Make an exact copy of the lines below.

# # # #

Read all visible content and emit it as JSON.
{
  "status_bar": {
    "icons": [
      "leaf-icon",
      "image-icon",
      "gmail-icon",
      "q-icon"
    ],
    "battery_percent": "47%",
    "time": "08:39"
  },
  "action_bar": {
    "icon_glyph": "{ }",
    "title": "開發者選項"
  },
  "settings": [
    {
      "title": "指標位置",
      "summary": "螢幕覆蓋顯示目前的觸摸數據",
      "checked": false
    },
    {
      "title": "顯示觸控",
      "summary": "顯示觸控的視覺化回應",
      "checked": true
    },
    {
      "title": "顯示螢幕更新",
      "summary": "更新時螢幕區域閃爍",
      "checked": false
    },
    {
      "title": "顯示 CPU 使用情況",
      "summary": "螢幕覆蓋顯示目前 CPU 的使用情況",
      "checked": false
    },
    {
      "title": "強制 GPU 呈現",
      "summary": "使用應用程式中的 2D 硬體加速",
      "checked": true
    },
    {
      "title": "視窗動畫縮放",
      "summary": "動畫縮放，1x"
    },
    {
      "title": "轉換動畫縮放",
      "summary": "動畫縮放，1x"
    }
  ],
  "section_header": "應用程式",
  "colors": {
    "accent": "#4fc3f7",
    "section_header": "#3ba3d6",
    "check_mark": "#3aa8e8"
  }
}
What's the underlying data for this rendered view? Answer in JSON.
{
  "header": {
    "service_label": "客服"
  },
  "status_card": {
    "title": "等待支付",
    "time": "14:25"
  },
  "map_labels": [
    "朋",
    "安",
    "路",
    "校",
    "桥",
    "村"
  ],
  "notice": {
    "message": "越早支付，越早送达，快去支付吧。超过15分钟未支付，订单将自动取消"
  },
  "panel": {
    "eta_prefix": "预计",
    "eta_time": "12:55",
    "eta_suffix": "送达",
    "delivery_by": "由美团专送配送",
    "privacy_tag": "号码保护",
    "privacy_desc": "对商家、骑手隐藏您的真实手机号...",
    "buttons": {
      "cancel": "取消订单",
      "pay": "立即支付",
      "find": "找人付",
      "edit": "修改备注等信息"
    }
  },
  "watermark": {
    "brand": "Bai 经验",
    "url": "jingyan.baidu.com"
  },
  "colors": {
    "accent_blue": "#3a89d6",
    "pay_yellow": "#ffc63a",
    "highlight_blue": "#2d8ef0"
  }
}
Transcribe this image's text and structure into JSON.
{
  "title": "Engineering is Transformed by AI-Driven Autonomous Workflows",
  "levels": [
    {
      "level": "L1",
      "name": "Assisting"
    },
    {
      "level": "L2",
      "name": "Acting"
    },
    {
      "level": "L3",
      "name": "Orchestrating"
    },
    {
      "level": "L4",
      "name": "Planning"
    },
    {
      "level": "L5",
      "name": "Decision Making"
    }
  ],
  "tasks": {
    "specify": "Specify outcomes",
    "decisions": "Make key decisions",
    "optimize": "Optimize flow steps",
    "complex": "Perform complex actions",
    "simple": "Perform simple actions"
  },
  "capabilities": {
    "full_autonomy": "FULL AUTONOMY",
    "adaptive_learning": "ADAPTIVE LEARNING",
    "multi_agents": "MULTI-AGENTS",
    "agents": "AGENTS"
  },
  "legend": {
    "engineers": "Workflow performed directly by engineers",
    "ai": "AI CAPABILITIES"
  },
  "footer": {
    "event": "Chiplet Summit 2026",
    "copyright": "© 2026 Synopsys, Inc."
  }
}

# # # #

# [COMPLETED TASK]
Read all visible content and emit it as JSON.
{
  "status_bar": {
    "icons": [
      "leaf-icon",
      "image-icon",
      "gmail-icon",
      "q-icon"
    ],
    "battery_percent": "47%",
    "time": "08:39"
  },
  "action_bar": {
    "icon_glyph": "{ }",
    "title": "開發者選項"
  },
  "settings": [
    {
      "title": "指標位置",
      "summary": "螢幕覆蓋顯示目前的觸摸數據",
      "checked": false
    },
    {
      "title": "顯示觸控",
      "summary": "顯示觸控的視覺化回應",
      "checked": true
    },
    {
      "title": "顯示螢幕更新",
      "summary": "更新時螢幕區域閃爍",
      "checked": false
    },
    {
      "title": "顯示 CPU 使用情況",
      "summary": "螢幕覆蓋顯示目前 CPU 的使用情況",
      "checked": false
    },
    {
      "title": "強制 GPU 呈現",
      "summary": "使用應用程式中的 2D 硬體加速",
      "checked": true
    },
    {
      "title": "視窗動畫縮放",
      "summary": "動畫縮放，1x"
    },
    {
      "title": "轉換動畫縮放",
      "summary": "動畫縮放，1x"
    }
  ],
  "section_header": "應用程式",
  "colors": {
    "accent": "#4fc3f7",
    "section_header": "#3ba3d6",
    "check_mark": "#3aa8e8"
  }
}
What's the underlying data for this rendered view? Answer in JSON.
{
  "header": {
    "service_label": "客服"
  },
  "status_card": {
    "title": "等待支付",
    "time": "14:25"
  },
  "map_labels": [
    "朋",
    "安",
    "路",
    "校",
    "桥",
    "村"
  ],
  "notice": {
    "message": "越早支付，越早送达，快去支付吧。超过15分钟未支付，订单将自动取消"
  },
  "panel": {
    "eta_prefix": "预计",
    "eta_time": "12:55",
    "eta_suffix": "送达",
    "delivery_by": "由美团专送配送",
    "privacy_tag": "号码保护",
    "privacy_desc": "对商家、骑手隐藏您的真实手机号...",
    "buttons": {
      "cancel": "取消订单",
      "pay": "立即支付",
      "find": "找人付",
      "edit": "修改备注等信息"
    }
  },
  "watermark": {
    "brand": "Bai 经验",
    "url": "jingyan.baidu.com"
  },
  "colors": {
    "accent_blue": "#3a89d6",
    "pay_yellow": "#ffc63a",
    "highlight_blue": "#2d8ef0"
  }
}
Transcribe this image's text and structure into JSON.
{
  "title": "Engineering is Transformed by AI-Driven Autonomous Workflows",
  "levels": [
    {
      "level": "L1",
      "name": "Assisting"
    },
    {
      "level": "L2",
      "name": "Acting"
    },
    {
      "level": "L3",
      "name": "Orchestrating"
    },
    {
      "level": "L4",
      "name": "Planning"
    },
    {
      "level": "L5",
      "name": "Decision Making"
    }
  ],
  "tasks": {
    "specify": "Specify outcomes",
    "decisions": "Make key decisions",
    "optimize": "Optimize flow steps",
    "complex": "Perform complex actions",
    "simple": "Perform simple actions"
  },
  "capabilities": {
    "full_autonomy": "FULL AUTONOMY",
    "adaptive_learning": "ADAPTIVE LEARNING",
    "multi_agents": "MULTI-AGENTS",
    "agents": "AGENTS"
  },
  "legend": {
    "engineers": "Workflow performed directly by engineers",
    "ai": "AI CAPABILITIES"
  },
  "footer": {
    "event": "Chiplet Summit 2026",
    "copyright": "© 2026 Synopsys, Inc."
  }
}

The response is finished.